─── Data for this task

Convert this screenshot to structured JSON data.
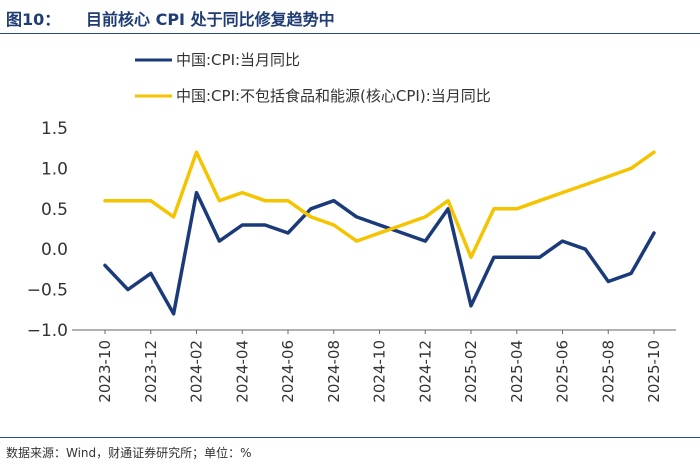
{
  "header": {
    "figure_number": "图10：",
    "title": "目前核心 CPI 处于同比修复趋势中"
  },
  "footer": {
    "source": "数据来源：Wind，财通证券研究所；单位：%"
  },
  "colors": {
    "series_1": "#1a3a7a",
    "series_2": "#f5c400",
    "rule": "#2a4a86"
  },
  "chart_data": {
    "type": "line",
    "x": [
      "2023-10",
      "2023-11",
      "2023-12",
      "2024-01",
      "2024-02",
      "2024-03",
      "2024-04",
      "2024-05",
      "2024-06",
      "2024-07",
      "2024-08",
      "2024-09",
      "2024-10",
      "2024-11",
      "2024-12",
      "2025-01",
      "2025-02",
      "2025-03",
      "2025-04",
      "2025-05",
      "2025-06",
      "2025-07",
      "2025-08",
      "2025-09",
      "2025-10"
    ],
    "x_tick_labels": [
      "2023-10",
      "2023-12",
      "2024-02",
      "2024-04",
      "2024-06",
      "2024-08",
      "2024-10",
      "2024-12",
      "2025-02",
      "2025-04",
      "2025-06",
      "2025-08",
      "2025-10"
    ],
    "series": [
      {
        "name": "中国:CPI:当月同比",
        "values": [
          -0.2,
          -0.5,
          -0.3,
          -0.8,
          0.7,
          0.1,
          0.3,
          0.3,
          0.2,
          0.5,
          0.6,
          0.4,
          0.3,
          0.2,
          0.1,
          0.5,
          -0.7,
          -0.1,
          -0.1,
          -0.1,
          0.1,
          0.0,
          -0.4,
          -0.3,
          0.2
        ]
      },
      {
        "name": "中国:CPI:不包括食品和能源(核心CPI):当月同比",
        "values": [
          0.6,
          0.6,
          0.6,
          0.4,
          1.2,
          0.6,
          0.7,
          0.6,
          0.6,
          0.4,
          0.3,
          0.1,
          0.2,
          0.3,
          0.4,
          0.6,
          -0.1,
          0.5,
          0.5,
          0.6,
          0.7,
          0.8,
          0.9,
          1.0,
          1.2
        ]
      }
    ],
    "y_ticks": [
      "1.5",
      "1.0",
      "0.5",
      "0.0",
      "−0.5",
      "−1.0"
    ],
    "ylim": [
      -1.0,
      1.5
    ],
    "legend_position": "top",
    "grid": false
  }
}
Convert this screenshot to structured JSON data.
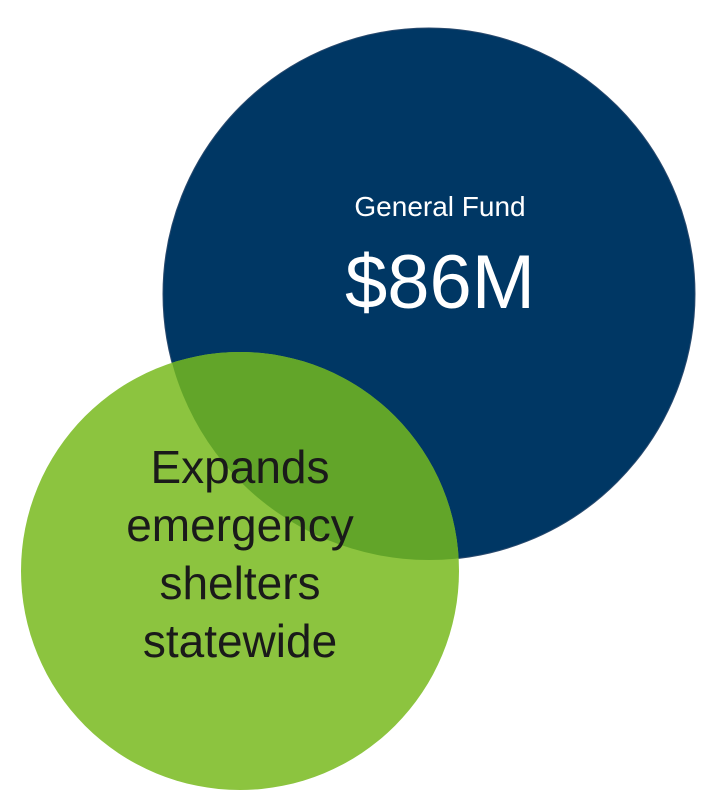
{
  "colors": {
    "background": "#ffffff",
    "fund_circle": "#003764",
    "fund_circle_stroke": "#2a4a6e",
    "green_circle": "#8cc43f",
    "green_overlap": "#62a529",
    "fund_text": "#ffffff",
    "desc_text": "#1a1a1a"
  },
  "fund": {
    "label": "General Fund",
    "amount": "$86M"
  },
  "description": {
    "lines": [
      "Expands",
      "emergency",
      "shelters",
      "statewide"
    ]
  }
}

──────
─── Data for this task

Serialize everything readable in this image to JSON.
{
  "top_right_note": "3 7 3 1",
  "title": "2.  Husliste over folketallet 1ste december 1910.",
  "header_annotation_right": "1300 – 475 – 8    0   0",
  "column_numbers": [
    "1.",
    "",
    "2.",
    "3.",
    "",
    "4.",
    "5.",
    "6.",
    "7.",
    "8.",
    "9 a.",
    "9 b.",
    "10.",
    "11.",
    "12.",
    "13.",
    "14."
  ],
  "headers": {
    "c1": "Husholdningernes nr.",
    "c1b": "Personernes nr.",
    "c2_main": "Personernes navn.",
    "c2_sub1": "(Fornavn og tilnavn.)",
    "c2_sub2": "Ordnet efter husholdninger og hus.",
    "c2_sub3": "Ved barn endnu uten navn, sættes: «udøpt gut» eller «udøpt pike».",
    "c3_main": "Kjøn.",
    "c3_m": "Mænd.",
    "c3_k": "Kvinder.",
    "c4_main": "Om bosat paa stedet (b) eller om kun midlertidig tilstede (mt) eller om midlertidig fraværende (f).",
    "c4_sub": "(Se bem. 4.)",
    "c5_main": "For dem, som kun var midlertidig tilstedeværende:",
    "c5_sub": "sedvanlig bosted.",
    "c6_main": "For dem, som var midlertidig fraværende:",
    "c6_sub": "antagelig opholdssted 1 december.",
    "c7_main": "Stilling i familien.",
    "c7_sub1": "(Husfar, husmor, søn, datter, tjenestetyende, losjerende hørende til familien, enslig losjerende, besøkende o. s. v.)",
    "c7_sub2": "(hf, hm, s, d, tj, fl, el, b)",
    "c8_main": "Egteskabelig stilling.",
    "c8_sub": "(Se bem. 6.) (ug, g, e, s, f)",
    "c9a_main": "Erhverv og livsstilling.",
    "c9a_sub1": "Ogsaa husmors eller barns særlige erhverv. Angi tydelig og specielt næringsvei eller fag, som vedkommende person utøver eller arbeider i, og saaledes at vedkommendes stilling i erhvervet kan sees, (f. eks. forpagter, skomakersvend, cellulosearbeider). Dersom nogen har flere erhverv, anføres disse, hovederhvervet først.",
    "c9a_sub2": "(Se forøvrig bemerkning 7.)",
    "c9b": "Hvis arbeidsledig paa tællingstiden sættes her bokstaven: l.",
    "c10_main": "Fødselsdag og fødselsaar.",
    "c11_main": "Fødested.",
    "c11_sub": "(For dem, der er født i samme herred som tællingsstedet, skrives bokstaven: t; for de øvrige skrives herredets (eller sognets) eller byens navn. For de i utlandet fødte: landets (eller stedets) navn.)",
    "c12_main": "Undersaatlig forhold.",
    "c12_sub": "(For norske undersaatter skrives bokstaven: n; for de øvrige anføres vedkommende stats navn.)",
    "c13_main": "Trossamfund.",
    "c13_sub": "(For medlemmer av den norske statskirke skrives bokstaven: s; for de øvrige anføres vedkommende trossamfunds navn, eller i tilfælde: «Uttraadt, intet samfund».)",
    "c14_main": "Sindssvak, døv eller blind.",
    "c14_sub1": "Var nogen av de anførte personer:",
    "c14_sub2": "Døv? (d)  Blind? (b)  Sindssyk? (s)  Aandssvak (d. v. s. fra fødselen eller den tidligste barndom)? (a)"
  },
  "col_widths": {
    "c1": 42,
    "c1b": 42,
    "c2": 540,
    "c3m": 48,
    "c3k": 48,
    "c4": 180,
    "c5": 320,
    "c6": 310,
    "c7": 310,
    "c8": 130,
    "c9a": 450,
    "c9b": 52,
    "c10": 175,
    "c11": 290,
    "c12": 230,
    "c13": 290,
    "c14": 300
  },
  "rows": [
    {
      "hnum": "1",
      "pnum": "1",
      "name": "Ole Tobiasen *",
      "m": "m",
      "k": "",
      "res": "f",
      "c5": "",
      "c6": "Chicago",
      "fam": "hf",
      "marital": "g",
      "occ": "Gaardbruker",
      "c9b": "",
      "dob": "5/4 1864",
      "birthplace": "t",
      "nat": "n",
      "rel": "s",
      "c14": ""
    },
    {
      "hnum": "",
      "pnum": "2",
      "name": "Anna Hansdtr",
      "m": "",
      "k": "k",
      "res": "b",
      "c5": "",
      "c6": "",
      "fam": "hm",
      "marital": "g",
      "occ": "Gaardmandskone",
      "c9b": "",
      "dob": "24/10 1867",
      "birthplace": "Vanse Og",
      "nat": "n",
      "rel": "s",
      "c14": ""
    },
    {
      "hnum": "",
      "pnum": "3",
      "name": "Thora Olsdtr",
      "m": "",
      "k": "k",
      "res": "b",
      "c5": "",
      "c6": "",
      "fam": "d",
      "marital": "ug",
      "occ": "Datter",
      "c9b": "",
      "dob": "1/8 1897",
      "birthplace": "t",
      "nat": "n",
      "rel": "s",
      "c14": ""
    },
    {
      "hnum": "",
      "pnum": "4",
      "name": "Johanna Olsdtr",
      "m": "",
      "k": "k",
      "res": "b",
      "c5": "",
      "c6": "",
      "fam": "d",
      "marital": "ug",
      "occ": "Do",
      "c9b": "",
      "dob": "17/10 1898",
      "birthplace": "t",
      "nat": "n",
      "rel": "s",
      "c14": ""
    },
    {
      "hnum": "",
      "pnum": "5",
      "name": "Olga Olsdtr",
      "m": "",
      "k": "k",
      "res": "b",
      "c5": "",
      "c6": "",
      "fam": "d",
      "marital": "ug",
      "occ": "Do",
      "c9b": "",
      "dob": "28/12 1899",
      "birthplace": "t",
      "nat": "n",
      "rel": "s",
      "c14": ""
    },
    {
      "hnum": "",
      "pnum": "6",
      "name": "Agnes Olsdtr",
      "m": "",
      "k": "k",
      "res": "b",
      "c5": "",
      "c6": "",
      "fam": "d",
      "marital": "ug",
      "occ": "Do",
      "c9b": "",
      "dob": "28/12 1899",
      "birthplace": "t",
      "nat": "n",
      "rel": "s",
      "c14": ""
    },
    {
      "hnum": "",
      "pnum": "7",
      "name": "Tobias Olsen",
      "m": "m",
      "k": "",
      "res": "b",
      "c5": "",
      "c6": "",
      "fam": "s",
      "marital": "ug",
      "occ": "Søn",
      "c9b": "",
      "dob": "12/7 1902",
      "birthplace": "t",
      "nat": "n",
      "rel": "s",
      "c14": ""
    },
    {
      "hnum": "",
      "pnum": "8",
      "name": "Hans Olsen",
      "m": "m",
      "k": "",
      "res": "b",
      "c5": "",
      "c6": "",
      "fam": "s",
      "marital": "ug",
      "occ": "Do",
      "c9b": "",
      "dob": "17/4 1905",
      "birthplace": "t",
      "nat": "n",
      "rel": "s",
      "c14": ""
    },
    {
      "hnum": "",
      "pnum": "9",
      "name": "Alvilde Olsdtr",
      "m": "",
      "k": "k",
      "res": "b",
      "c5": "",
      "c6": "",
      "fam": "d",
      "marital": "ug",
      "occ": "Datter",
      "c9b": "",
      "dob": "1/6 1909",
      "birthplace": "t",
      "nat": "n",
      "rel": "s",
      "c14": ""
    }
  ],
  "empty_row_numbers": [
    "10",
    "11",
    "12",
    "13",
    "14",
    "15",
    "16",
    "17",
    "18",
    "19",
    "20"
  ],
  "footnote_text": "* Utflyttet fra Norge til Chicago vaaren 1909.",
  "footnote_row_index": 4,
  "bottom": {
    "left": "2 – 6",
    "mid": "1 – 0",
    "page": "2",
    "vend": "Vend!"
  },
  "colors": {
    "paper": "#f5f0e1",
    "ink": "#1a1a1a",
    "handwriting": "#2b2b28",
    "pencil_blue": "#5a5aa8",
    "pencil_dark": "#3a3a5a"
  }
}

──────

**Task goal:** Pick out lines containing the word "pnum", each one as written.

**Complete response:**
      "pnum": "1",
      "pnum": "2",
      "pnum": "3",
      "pnum": "4",
      "pnum": "5",
      "pnum": "6",
      "pnum": "7",
      "pnum": "8",
      "pnum": "9",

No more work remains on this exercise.